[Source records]

^^^^^^^^

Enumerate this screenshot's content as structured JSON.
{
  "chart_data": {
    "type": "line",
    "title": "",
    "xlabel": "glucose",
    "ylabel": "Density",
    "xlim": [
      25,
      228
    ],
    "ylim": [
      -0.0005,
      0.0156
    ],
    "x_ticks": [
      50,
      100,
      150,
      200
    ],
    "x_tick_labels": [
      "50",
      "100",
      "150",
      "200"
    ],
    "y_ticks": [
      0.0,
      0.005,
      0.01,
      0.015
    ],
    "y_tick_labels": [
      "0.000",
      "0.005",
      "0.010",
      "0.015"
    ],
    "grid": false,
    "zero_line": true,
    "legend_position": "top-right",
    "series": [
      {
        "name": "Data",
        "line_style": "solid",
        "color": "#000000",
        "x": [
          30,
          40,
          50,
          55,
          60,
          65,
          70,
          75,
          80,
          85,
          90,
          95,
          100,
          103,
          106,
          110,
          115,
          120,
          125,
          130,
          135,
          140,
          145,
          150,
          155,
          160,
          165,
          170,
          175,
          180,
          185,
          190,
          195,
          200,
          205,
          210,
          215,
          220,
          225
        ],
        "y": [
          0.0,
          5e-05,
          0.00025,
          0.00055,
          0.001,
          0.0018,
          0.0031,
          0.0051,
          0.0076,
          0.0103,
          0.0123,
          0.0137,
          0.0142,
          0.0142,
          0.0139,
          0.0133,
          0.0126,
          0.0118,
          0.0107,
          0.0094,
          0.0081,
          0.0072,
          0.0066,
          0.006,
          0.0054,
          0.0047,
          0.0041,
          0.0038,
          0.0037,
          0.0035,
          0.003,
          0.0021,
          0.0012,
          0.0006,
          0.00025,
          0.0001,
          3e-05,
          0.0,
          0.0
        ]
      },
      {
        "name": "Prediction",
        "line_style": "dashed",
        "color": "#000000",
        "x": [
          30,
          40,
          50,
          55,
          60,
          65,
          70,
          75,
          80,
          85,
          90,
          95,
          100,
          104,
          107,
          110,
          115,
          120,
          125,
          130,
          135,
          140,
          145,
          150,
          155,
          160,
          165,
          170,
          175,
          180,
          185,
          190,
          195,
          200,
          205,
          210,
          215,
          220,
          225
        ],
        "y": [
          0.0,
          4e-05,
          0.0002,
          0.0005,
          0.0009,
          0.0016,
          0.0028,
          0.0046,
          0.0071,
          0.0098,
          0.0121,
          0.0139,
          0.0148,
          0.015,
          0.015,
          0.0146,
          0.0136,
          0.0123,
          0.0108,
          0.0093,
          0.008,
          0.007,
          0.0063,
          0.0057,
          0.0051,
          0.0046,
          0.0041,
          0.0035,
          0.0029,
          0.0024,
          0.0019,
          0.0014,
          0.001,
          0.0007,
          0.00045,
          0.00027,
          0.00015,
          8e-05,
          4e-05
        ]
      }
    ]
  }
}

^^^^^^^^

• **Work to complete**: In this exercise, repeat all entries exactly.

• **Expected output**:
Enumerate this screenshot's content as structured JSON.
{
  "chart_data": {
    "type": "line",
    "title": "",
    "xlabel": "glucose",
    "ylabel": "Density",
    "xlim": [
      25,
      228
    ],
    "ylim": [
      -0.0005,
      0.0156
    ],
    "x_ticks": [
      50,
      100,
      150,
      200
    ],
    "x_tick_labels": [
      "50",
      "100",
      "150",
      "200"
    ],
    "y_ticks": [
      0.0,
      0.005,
      0.01,
      0.015
    ],
    "y_tick_labels": [
      "0.000",
      "0.005",
      "0.010",
      "0.015"
    ],
    "grid": false,
    "zero_line": true,
    "legend_position": "top-right",
    "series": [
      {
        "name": "Data",
        "line_style": "solid",
        "color": "#000000",
        "x": [
          30,
          40,
          50,
          55,
          60,
          65,
          70,
          75,
          80,
          85,
          90,
          95,
          100,
          103,
          106,
          110,
          115,
          120,
          125,
          130,
          135,
          140,
          145,
          150,
          155,
          160,
          165,
          170,
          175,
          180,
          185,
          190,
          195,
          200,
          205,
          210,
          215,
          220,
          225
        ],
        "y": [
          0.0,
          5e-05,
          0.00025,
          0.00055,
          0.001,
          0.0018,
          0.0031,
          0.0051,
          0.0076,
          0.0103,
          0.0123,
          0.0137,
          0.0142,
          0.0142,
          0.0139,
          0.0133,
          0.0126,
          0.0118,
          0.0107,
          0.0094,
          0.0081,
          0.0072,
          0.0066,
          0.006,
          0.0054,
          0.0047,
          0.0041,
          0.0038,
          0.0037,
          0.0035,
          0.003,
          0.0021,
          0.0012,
          0.0006,
          0.00025,
          0.0001,
          3e-05,
          0.0,
          0.0
        ]
      },
      {
        "name": "Prediction",
        "line_style": "dashed",
        "color": "#000000",
        "x": [
          30,
          40,
          50,
          55,
          60,
          65,
          70,
          75,
          80,
          85,
          90,
          95,
          100,
          104,
          107,
          110,
          115,
          120,
          125,
          130,
          135,
          140,
          145,
          150,
          155,
          160,
          165,
          170,
          175,
          180,
          185,
          190,
          195,
          200,
          205,
          210,
          215,
          220,
          225
        ],
        "y": [
          0.0,
          4e-05,
          0.0002,
          0.0005,
          0.0009,
          0.0016,
          0.0028,
          0.0046,
          0.0071,
          0.0098,
          0.0121,
          0.0139,
          0.0148,
          0.015,
          0.015,
          0.0146,
          0.0136,
          0.0123,
          0.0108,
          0.0093,
          0.008,
          0.007,
          0.0063,
          0.0057,
          0.0051,
          0.0046,
          0.0041,
          0.0035,
          0.0029,
          0.0024,
          0.0019,
          0.0014,
          0.001,
          0.0007,
          0.00045,
          0.00027,
          0.00015,
          8e-05,
          4e-05
        ]
      }
    ]
  }
}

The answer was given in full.